• [What you have to do] Scan the entries below. List each line with "down".

Extracted material start

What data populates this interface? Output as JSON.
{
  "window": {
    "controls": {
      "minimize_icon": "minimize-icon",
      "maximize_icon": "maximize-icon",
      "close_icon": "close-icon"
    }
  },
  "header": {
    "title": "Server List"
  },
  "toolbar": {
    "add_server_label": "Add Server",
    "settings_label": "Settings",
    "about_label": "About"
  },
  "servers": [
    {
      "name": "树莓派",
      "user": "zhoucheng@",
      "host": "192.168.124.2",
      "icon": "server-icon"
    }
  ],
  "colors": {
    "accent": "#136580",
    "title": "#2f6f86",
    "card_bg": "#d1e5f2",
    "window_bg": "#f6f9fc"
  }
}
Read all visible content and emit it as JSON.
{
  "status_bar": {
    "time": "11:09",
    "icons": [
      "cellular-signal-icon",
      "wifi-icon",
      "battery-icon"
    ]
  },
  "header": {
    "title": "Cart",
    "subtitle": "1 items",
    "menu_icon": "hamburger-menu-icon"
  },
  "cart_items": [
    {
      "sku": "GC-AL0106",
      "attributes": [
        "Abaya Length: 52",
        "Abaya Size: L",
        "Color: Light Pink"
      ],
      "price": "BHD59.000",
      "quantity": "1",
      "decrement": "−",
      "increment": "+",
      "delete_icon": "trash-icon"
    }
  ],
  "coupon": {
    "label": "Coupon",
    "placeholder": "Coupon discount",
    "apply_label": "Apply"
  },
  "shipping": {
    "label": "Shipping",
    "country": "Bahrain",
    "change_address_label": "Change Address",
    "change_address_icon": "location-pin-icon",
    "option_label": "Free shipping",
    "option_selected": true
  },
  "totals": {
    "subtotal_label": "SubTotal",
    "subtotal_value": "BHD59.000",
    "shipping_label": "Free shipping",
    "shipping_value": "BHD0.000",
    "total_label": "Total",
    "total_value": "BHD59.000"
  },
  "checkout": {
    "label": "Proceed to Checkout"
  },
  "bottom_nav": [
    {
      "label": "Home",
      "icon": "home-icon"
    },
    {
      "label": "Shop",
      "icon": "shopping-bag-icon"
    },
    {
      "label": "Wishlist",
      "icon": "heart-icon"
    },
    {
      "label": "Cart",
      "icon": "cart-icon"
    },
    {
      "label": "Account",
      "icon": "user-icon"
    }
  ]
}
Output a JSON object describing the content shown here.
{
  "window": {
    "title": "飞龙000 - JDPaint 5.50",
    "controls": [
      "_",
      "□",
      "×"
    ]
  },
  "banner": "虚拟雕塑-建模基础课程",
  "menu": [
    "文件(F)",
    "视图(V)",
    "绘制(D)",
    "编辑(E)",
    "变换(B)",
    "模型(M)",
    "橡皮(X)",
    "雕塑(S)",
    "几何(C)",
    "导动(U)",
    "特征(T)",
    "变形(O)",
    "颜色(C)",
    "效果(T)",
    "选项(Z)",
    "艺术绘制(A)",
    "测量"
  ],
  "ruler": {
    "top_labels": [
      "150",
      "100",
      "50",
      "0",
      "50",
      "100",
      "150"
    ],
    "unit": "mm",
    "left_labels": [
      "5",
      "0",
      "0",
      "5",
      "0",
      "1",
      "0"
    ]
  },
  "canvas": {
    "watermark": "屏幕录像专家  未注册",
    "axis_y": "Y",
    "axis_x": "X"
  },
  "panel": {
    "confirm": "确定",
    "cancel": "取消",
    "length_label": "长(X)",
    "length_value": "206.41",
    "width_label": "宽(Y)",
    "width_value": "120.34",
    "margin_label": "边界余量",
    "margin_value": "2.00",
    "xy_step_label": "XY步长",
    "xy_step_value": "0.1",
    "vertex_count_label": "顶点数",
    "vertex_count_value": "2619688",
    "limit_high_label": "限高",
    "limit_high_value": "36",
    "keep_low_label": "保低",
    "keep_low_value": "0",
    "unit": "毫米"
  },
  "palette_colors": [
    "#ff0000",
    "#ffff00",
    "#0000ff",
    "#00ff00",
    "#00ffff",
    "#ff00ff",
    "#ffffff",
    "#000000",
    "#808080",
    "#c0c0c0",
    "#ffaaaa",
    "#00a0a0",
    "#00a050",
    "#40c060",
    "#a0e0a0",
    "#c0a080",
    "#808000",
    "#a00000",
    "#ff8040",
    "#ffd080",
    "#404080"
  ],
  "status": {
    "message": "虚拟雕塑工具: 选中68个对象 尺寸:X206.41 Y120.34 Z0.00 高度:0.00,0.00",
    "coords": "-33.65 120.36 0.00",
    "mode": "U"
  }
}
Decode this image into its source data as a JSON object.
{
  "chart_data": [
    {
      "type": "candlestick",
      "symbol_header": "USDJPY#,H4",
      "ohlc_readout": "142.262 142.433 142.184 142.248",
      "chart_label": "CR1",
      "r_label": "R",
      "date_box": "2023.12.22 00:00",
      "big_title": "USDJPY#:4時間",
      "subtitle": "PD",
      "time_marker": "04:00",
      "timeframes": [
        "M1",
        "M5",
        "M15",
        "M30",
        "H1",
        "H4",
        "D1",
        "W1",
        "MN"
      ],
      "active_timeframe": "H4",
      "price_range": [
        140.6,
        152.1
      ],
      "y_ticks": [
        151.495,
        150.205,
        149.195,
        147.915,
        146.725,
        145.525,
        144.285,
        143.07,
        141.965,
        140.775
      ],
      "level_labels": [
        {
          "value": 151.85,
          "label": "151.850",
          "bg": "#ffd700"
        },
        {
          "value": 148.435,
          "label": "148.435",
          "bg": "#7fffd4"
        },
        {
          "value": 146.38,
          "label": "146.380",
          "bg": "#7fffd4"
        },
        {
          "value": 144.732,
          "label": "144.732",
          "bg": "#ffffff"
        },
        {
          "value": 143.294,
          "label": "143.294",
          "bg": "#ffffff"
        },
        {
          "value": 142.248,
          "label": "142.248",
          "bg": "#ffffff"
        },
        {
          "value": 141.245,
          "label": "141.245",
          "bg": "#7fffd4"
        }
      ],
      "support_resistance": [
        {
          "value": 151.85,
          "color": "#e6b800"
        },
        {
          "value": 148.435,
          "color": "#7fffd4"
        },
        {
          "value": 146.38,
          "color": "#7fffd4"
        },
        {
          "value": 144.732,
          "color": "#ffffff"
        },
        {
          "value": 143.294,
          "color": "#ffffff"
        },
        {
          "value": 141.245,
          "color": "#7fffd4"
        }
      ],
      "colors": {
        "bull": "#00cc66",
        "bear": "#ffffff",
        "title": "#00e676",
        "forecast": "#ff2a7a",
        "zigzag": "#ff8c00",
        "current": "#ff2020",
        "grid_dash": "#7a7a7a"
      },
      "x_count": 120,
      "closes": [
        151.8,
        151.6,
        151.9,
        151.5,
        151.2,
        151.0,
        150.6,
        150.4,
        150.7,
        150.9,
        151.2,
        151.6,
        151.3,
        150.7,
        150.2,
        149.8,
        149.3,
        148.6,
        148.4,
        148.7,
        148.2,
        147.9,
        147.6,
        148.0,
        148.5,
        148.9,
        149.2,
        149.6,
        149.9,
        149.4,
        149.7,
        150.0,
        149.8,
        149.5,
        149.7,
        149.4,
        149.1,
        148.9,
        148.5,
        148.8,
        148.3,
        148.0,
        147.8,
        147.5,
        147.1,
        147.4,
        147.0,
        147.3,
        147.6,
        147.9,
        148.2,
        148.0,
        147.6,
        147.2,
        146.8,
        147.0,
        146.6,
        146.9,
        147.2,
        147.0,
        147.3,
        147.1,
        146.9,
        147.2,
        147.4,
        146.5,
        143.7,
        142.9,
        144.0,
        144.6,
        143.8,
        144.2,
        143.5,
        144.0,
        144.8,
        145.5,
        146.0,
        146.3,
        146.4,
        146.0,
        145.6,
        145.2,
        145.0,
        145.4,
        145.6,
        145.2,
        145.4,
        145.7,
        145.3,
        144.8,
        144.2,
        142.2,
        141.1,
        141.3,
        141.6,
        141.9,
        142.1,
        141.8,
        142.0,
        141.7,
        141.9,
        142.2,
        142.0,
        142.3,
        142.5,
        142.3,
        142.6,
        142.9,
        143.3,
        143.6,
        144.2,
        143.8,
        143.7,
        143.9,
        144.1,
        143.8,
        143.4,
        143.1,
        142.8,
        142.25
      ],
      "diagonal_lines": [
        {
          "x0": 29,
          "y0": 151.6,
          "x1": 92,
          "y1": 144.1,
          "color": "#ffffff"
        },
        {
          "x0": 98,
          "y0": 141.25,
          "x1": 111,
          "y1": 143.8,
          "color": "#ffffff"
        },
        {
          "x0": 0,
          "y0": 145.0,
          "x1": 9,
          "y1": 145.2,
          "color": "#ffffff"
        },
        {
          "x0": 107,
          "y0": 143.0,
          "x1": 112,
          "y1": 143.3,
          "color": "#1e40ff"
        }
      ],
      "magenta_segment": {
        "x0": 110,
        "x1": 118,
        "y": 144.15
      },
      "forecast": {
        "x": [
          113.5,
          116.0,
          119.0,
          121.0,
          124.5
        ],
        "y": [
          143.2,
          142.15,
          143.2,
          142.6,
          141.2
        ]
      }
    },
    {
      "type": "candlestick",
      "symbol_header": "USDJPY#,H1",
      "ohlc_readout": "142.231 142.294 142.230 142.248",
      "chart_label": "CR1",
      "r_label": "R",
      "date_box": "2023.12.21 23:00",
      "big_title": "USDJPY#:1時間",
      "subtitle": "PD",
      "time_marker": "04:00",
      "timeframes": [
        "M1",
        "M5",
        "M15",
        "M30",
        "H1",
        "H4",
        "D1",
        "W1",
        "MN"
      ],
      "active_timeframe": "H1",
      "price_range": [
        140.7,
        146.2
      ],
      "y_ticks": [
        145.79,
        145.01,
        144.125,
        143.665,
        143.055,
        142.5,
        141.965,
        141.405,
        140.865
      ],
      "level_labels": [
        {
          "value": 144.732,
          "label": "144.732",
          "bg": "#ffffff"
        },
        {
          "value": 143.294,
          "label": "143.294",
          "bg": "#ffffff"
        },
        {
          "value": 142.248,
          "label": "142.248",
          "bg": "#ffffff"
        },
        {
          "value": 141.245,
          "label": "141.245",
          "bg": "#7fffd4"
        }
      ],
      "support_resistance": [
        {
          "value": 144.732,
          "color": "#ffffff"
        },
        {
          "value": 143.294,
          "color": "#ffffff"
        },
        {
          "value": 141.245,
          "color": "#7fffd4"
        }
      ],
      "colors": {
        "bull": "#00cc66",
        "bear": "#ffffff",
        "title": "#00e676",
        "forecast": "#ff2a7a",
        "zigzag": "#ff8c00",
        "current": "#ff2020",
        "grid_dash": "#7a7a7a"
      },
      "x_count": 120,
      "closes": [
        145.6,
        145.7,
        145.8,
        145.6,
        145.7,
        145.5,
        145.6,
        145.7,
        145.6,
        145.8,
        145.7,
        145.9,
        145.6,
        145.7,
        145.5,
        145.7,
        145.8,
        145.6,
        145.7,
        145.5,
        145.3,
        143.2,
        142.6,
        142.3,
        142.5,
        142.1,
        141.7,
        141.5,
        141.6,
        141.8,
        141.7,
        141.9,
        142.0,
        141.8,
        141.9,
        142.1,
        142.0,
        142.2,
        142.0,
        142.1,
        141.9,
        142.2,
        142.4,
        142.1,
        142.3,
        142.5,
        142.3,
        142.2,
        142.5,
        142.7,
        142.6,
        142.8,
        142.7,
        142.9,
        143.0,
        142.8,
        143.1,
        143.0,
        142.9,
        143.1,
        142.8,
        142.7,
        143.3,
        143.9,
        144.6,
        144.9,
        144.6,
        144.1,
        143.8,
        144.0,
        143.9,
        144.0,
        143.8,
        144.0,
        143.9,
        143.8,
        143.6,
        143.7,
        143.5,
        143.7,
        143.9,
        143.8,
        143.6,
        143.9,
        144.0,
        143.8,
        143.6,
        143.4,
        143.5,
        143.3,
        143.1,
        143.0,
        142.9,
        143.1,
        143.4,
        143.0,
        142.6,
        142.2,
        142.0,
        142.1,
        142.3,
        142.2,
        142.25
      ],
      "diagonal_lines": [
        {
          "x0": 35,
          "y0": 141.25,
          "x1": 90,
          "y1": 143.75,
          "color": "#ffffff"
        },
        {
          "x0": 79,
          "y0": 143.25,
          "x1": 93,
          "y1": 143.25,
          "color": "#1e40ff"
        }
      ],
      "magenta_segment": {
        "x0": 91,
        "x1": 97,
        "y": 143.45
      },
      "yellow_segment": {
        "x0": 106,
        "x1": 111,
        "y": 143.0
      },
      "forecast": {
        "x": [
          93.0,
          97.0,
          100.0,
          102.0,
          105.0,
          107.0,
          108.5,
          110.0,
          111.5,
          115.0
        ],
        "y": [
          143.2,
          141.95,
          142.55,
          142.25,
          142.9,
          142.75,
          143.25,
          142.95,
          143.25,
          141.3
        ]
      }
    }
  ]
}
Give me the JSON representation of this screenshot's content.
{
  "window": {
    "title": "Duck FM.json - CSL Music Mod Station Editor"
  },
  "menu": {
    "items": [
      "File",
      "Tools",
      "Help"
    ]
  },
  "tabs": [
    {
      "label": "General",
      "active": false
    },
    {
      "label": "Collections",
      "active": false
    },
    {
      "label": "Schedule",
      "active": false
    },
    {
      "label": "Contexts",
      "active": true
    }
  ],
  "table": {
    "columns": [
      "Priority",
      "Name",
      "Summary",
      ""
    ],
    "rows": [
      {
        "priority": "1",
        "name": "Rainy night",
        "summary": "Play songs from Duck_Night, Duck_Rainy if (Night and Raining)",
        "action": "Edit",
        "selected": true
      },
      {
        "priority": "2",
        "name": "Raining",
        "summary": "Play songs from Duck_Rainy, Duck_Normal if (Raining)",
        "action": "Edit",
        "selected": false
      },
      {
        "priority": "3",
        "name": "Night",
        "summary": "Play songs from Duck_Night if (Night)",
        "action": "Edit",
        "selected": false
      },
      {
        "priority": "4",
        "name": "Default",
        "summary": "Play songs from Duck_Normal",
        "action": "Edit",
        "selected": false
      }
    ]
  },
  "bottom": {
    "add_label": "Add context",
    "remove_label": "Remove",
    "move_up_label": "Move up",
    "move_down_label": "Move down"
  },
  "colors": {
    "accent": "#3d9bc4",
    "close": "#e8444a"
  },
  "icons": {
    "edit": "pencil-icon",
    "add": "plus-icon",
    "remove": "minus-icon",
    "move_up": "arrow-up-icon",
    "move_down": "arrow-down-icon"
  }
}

Extracted material end

• [Final result]
    "move_down_label": "Move down"
    "move_down": "arrow-down-icon"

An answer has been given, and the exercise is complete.